WRITTEN INSTRUCTION:
Drop all images and give the records again exactly.

RECORD EXTRACTS:
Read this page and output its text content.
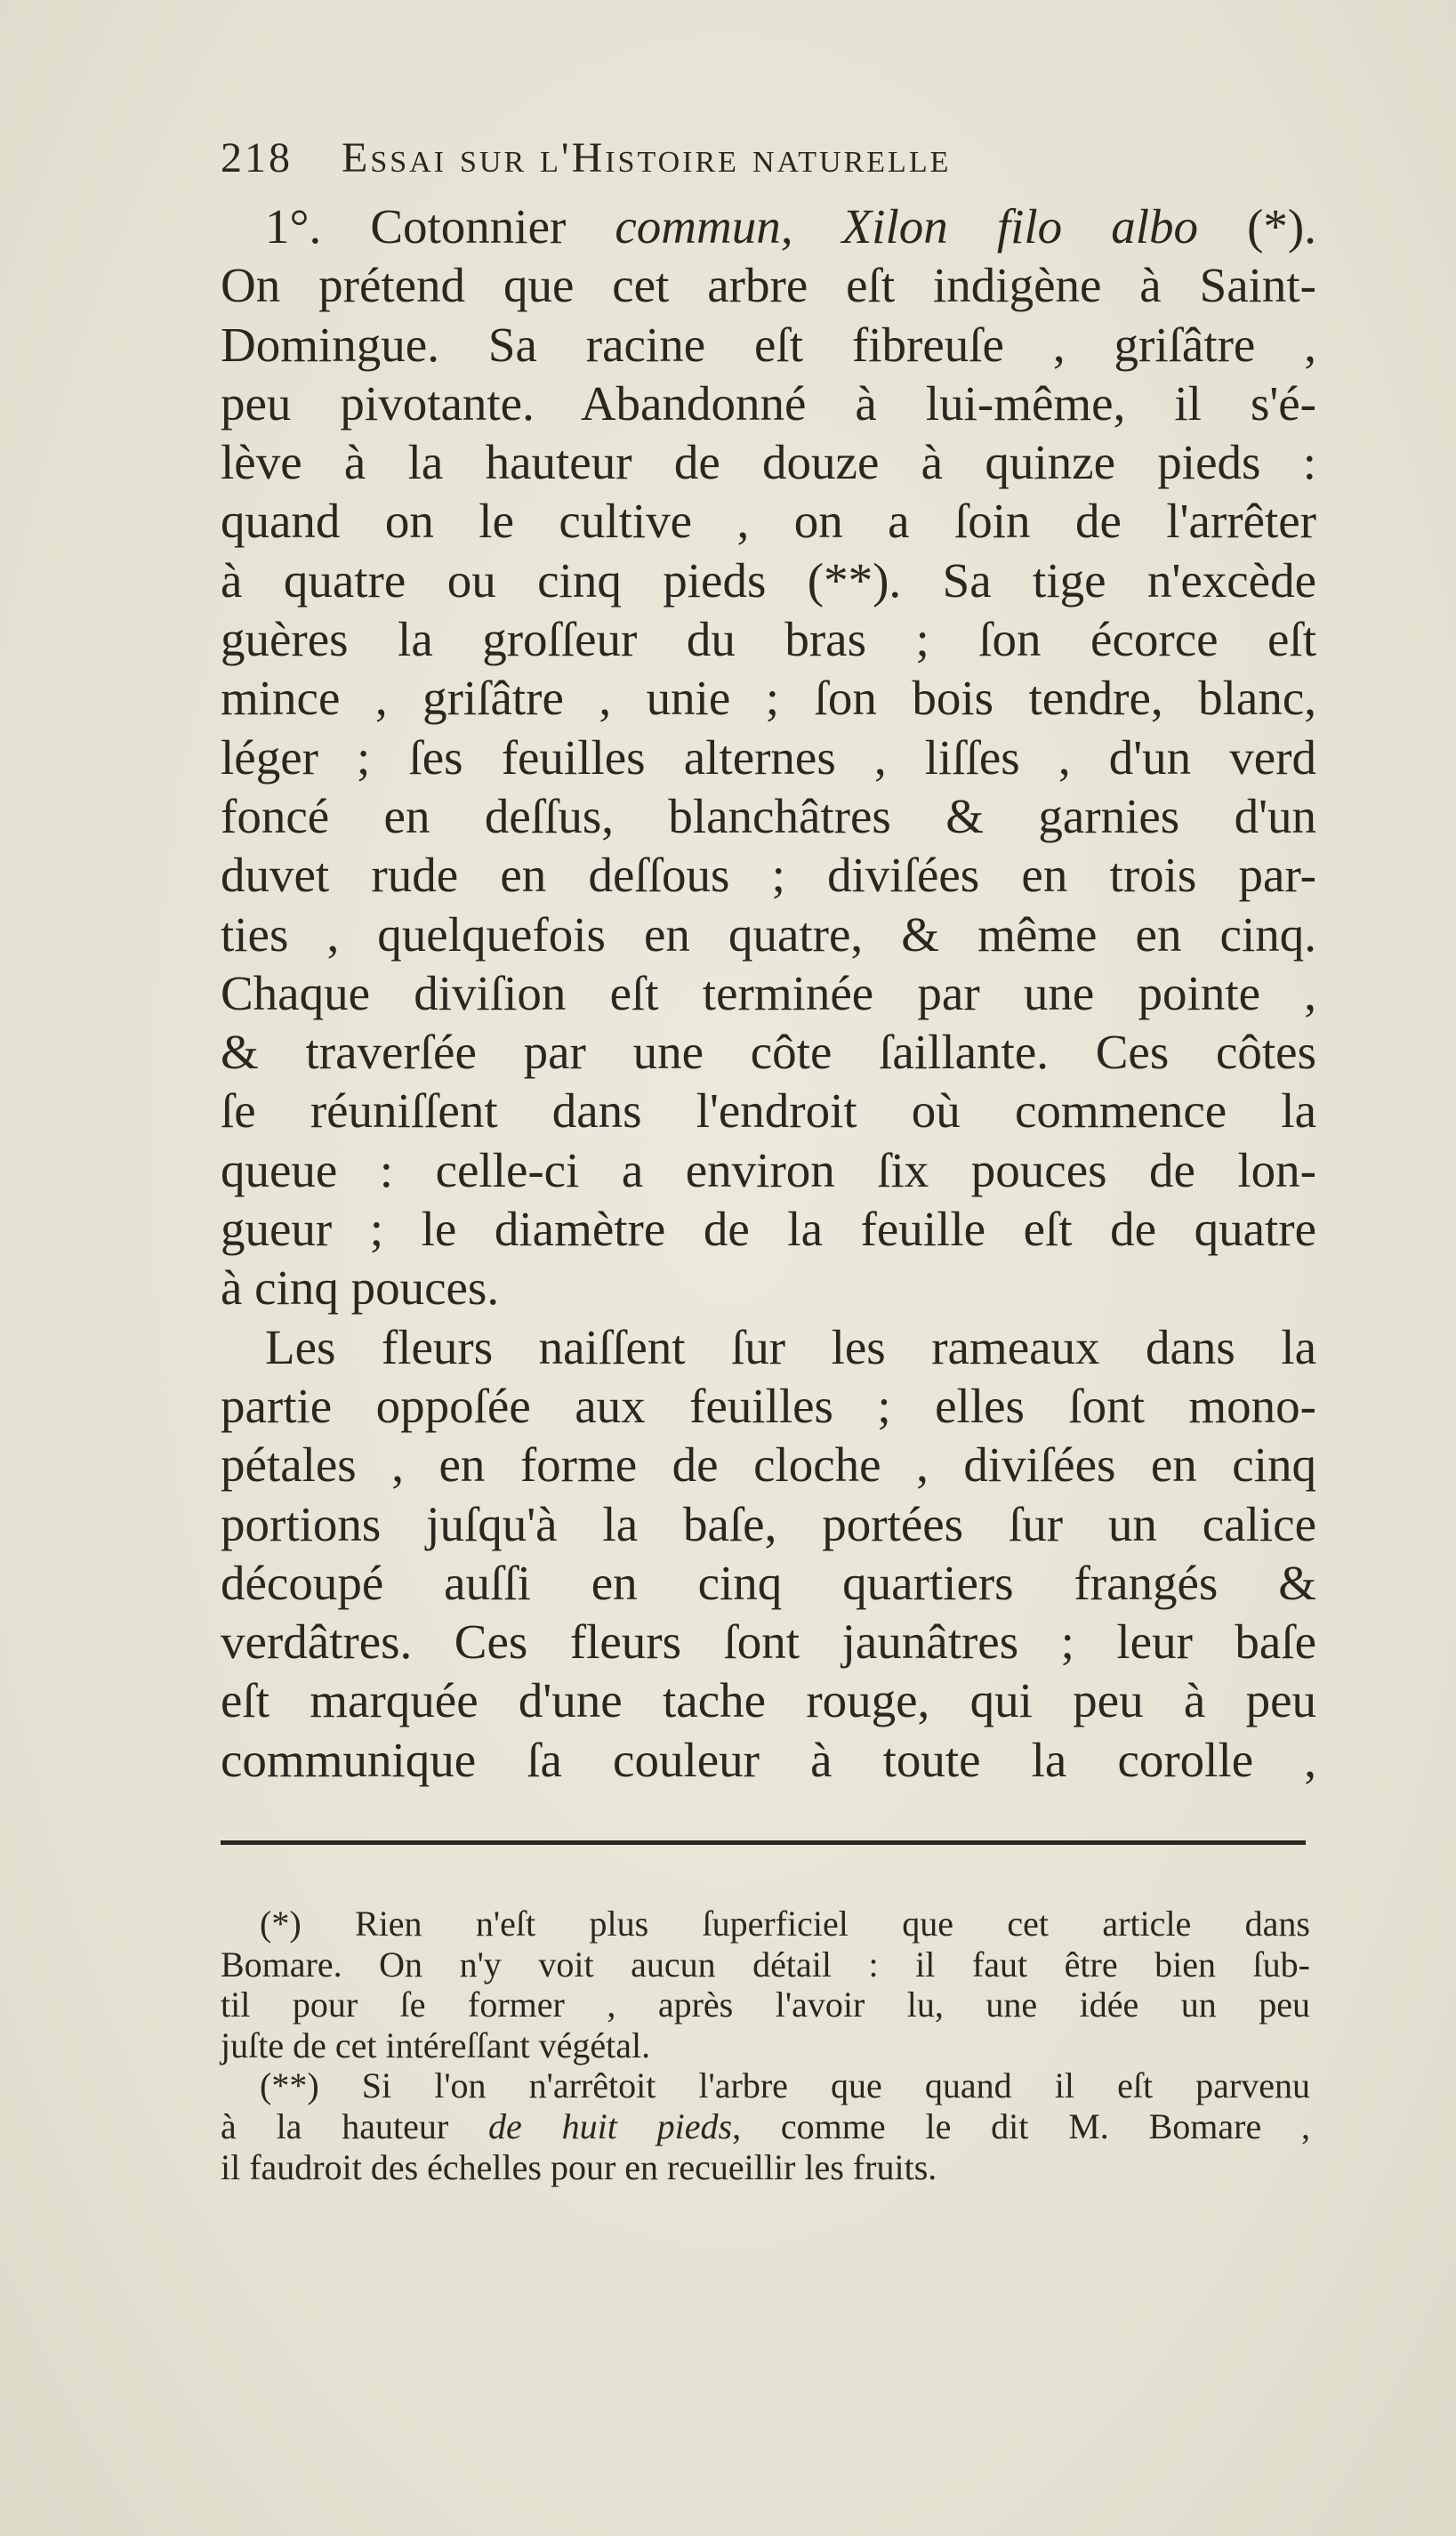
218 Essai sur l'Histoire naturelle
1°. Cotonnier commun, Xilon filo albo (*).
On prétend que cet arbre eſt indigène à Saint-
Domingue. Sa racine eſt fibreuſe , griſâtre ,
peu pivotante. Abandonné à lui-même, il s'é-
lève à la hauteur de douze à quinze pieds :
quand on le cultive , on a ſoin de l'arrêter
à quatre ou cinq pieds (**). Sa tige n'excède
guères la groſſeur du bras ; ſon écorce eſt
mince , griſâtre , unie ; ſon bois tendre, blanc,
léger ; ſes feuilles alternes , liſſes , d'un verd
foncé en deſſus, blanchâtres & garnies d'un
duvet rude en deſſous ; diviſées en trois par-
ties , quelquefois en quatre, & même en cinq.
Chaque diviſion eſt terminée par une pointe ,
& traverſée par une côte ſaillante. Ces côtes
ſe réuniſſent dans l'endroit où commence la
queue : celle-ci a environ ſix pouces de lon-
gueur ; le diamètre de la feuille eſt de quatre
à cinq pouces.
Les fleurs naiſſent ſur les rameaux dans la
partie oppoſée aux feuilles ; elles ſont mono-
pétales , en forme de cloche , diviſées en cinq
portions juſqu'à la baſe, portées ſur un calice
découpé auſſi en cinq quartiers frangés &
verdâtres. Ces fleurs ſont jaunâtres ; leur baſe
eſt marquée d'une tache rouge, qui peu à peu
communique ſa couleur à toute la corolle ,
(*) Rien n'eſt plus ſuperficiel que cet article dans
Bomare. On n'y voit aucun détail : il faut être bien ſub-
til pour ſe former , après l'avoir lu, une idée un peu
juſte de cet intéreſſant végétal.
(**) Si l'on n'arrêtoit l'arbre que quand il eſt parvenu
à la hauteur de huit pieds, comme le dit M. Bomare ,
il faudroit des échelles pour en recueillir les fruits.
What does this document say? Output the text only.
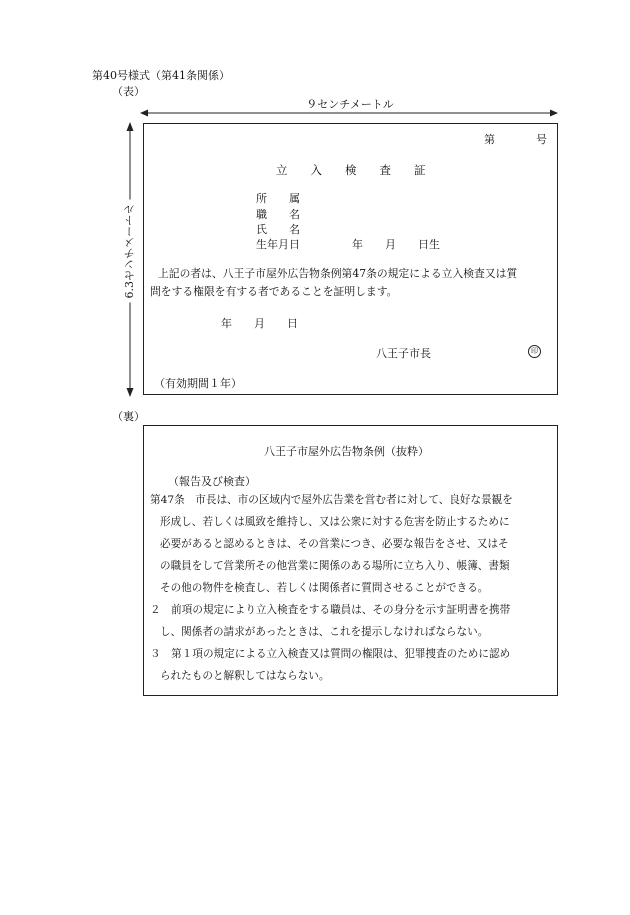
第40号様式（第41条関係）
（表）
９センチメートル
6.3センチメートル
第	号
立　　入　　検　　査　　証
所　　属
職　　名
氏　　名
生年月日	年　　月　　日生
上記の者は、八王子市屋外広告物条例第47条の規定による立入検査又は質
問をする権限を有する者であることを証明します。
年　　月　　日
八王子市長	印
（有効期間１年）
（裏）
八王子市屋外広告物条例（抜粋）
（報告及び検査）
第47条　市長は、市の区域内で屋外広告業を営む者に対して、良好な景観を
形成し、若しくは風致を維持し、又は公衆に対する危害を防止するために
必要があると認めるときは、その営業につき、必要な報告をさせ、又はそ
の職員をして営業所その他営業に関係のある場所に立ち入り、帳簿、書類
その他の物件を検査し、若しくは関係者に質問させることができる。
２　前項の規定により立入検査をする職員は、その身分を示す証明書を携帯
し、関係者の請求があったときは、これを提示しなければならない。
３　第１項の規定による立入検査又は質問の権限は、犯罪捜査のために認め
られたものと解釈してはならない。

EXERCISE RESPONSE:
Read this page and output its text content.
218 Essai sur l'Histoire naturelle
1°. Cotonnier commun, Xilon filo albo (*).
On prétend que cet arbre eſt indigène à Saint-
Domingue. Sa racine eſt fibreuſe , griſâtre ,
peu pivotante. Abandonné à lui-même, il s'é-
lève à la hauteur de douze à quinze pieds :
quand on le cultive , on a ſoin de l'arrêter
à quatre ou cinq pieds (**). Sa tige n'excède
guères la groſſeur du bras ; ſon écorce eſt
mince , griſâtre , unie ; ſon bois tendre, blanc,
léger ; ſes feuilles alternes , liſſes , d'un verd
foncé en deſſus, blanchâtres & garnies d'un
duvet rude en deſſous ; diviſées en trois par-
ties , quelquefois en quatre, & même en cinq.
Chaque diviſion eſt terminée par une pointe ,
& traverſée par une côte ſaillante. Ces côtes
ſe réuniſſent dans l'endroit où commence la
queue : celle-ci a environ ſix pouces de lon-
gueur ; le diamètre de la feuille eſt de quatre
à cinq pouces.
Les fleurs naiſſent ſur les rameaux dans la
partie oppoſée aux feuilles ; elles ſont mono-
pétales , en forme de cloche , diviſées en cinq
portions juſqu'à la baſe, portées ſur un calice
découpé auſſi en cinq quartiers frangés &
verdâtres. Ces fleurs ſont jaunâtres ; leur baſe
eſt marquée d'une tache rouge, qui peu à peu
communique ſa couleur à toute la corolle ,
(*) Rien n'eſt plus ſuperficiel que cet article dans
Bomare. On n'y voit aucun détail : il faut être bien ſub-
til pour ſe former , après l'avoir lu, une idée un peu
juſte de cet intéreſſant végétal.
(**) Si l'on n'arrêtoit l'arbre que quand il eſt parvenu
à la hauteur de huit pieds, comme le dit M. Bomare ,
il faudroit des échelles pour en recueillir les fruits.
What does this document say? Output the text only.
第40号様式（第41条関係）
（表）
９センチメートル
6.3センチメートル
第	号
立　　入　　検　　査　　証
所　　属
職　　名
氏　　名
生年月日	年　　月　　日生
上記の者は、八王子市屋外広告物条例第47条の規定による立入検査又は質
問をする権限を有する者であることを証明します。
年　　月　　日
八王子市長	印
（有効期間１年）
（裏）
八王子市屋外広告物条例（抜粋）
（報告及び検査）
第47条　市長は、市の区域内で屋外広告業を営む者に対して、良好な景観を
形成し、若しくは風致を維持し、又は公衆に対する危害を防止するために
必要があると認めるときは、その営業につき、必要な報告をさせ、又はそ
の職員をして営業所その他営業に関係のある場所に立ち入り、帳簿、書類
その他の物件を検査し、若しくは関係者に質問させることができる。
２　前項の規定により立入検査をする職員は、その身分を示す証明書を携帯
し、関係者の請求があったときは、これを提示しなければならない。
３　第１項の規定による立入検査又は質問の権限は、犯罪捜査のために認め
られたものと解釈してはならない。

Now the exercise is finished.